'''
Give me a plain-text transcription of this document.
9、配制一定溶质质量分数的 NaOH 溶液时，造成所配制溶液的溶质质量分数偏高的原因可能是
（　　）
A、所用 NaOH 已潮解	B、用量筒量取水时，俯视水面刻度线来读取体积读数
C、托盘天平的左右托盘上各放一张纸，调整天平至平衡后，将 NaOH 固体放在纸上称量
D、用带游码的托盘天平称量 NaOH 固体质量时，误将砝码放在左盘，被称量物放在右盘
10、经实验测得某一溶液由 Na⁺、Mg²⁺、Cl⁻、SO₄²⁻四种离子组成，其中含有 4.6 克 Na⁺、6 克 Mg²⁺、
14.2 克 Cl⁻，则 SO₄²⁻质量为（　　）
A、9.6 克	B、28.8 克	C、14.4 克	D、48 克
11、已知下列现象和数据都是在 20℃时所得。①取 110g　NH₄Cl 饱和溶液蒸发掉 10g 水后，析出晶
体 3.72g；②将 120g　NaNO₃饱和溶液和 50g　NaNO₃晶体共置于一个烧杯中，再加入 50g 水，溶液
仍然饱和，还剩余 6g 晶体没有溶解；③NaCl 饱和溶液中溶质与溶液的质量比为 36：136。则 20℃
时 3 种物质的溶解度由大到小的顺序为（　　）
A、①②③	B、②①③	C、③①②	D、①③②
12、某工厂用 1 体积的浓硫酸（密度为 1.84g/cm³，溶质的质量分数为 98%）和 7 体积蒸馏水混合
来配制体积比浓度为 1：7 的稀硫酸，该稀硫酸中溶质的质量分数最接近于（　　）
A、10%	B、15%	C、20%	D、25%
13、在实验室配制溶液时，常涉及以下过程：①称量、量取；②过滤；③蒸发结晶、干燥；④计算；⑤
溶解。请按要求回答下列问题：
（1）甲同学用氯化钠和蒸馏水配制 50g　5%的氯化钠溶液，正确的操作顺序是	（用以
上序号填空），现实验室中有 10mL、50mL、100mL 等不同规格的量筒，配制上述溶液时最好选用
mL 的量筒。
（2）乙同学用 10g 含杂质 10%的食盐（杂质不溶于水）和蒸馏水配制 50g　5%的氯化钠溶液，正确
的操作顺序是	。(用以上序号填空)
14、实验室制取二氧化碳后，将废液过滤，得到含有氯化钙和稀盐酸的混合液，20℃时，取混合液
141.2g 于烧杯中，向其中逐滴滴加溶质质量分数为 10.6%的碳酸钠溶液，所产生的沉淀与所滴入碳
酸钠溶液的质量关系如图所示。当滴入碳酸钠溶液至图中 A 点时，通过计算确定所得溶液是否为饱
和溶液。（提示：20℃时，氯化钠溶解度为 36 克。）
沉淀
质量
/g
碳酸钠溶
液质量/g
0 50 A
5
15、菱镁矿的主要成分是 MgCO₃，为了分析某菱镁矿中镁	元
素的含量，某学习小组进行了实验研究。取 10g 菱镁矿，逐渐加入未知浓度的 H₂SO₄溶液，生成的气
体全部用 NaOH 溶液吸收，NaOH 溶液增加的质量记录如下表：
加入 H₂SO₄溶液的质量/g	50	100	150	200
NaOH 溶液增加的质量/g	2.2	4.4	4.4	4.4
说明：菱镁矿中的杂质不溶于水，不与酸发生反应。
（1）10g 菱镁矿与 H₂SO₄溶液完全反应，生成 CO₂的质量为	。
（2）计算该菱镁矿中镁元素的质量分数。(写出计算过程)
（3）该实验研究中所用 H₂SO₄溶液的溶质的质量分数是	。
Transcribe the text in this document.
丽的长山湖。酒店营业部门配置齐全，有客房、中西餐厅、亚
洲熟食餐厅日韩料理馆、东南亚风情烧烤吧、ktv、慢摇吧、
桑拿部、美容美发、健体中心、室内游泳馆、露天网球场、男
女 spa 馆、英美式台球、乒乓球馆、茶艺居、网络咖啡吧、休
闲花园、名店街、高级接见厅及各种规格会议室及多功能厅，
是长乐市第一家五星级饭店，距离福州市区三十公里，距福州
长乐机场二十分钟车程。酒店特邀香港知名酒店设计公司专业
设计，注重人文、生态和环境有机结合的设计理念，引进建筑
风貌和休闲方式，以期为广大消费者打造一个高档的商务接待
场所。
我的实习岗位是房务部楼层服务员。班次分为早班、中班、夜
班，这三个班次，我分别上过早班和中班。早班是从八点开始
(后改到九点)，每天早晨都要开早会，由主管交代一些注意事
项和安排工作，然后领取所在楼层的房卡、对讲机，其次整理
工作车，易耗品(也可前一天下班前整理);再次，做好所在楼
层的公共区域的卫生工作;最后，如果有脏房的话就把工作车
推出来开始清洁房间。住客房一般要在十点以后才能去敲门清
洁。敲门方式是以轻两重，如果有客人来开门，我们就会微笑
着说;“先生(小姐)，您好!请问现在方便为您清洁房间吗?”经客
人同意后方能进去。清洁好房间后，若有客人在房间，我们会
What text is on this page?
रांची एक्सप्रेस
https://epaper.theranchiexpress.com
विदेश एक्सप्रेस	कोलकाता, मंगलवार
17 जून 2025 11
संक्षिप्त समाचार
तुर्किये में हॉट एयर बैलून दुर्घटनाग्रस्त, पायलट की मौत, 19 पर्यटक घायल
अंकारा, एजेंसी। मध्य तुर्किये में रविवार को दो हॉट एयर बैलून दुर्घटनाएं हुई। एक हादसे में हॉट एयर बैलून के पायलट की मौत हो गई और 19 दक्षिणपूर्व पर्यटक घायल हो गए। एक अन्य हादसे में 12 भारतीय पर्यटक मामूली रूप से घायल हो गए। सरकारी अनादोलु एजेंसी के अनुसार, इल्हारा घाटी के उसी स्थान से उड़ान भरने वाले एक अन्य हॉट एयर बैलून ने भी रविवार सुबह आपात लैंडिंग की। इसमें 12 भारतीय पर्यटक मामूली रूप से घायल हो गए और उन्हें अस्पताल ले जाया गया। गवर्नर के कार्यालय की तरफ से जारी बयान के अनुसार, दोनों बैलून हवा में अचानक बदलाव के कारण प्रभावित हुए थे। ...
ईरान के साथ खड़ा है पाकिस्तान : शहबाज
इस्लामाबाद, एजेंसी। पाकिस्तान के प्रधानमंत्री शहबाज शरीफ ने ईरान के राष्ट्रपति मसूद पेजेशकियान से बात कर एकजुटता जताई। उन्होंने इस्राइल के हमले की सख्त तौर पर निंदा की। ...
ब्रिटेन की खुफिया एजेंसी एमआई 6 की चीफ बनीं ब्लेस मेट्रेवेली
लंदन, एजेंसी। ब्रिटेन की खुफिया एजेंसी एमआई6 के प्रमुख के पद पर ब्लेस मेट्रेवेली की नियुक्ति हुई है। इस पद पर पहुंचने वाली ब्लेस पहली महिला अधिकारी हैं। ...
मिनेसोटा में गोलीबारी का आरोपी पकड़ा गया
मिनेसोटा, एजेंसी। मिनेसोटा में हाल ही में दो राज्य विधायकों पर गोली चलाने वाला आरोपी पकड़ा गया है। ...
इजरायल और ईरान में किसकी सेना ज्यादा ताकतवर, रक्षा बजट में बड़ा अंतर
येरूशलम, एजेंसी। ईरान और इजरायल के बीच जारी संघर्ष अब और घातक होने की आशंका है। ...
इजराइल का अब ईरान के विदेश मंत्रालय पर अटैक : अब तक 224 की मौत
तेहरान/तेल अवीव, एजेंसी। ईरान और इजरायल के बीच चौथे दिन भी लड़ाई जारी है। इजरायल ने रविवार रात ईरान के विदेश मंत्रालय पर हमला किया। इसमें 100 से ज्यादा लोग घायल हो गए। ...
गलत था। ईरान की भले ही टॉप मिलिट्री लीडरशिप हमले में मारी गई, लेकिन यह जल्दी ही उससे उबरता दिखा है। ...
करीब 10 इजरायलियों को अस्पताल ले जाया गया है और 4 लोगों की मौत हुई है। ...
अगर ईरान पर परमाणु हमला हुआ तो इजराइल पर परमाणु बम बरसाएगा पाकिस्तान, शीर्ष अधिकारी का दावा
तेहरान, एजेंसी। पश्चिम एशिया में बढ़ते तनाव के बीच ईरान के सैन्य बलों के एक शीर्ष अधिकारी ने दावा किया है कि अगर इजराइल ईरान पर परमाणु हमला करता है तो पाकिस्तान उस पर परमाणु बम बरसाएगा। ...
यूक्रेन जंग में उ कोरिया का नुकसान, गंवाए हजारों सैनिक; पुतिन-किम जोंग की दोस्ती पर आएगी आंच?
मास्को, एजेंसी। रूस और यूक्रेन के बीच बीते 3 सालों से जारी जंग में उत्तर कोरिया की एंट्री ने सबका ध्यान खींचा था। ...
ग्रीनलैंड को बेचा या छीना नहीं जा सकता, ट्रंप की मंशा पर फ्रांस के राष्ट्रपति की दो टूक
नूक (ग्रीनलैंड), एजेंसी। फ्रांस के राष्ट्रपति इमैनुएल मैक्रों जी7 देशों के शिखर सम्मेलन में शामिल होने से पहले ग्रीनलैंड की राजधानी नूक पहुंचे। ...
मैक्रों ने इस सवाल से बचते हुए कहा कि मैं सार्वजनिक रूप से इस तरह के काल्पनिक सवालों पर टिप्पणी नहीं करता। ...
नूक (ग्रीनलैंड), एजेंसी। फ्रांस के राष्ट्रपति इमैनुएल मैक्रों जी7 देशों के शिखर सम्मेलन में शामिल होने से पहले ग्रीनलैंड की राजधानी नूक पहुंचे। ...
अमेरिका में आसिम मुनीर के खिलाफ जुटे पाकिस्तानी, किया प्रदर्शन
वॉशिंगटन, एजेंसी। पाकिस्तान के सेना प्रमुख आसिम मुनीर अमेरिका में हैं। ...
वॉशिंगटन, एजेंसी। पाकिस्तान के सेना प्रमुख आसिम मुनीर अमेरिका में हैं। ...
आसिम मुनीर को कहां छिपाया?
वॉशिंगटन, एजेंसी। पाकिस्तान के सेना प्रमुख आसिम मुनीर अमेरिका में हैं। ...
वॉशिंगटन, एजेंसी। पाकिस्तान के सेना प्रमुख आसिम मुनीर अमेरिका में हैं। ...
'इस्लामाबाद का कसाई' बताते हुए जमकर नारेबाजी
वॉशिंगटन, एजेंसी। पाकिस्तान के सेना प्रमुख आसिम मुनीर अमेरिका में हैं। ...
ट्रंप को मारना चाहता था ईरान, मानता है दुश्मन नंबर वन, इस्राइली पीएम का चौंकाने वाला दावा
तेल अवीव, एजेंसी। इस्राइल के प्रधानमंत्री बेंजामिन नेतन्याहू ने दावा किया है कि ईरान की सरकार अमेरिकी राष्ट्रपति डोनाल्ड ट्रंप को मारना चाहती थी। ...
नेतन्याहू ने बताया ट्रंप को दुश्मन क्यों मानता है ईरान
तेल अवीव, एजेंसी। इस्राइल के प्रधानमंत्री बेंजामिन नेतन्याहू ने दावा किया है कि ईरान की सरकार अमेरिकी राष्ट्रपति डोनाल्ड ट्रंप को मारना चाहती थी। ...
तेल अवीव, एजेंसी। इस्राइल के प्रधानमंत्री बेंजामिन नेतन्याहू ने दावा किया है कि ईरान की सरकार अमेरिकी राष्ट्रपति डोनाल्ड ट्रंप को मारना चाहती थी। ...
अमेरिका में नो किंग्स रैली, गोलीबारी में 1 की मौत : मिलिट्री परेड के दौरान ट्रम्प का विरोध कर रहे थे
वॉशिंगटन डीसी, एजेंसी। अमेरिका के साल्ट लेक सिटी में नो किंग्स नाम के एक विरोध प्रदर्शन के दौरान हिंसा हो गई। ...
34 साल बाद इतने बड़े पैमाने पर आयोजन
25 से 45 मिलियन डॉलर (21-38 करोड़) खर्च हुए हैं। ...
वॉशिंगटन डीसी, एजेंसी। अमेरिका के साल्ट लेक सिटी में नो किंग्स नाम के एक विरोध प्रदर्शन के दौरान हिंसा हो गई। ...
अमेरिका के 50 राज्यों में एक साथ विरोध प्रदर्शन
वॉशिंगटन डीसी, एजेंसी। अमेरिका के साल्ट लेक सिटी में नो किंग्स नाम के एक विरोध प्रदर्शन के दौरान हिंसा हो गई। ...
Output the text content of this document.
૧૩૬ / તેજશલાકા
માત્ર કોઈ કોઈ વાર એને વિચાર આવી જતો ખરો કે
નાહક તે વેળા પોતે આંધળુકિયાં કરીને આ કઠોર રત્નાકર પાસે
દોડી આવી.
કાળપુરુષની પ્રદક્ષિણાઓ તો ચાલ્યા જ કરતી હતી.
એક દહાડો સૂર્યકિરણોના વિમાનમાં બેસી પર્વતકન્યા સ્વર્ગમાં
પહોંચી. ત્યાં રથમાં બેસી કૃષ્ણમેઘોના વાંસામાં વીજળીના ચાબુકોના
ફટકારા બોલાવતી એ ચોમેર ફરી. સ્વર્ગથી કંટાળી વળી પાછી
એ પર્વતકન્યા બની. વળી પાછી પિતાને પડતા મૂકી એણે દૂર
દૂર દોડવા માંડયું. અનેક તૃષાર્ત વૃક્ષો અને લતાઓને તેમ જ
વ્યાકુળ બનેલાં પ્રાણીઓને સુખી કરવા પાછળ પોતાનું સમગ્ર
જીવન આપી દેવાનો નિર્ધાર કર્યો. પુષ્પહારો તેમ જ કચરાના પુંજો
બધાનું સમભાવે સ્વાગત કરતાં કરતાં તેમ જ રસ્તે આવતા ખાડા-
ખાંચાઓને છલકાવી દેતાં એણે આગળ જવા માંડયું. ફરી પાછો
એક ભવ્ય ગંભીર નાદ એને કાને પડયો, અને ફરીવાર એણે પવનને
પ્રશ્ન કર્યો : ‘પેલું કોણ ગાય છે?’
'''
▸ Your instructions:
In the listing above, locate each line with "વતકન" and copy it.

▸ Solution:
એક દહાડો સૂર્યકિરણોના વિમાનમાં બેસી પર્વતકન્યા સ્વર્ગમાં
એ પર્વતકન્યા બની. વળી પાછી પિતાને પડતા મૂકી એણે દૂર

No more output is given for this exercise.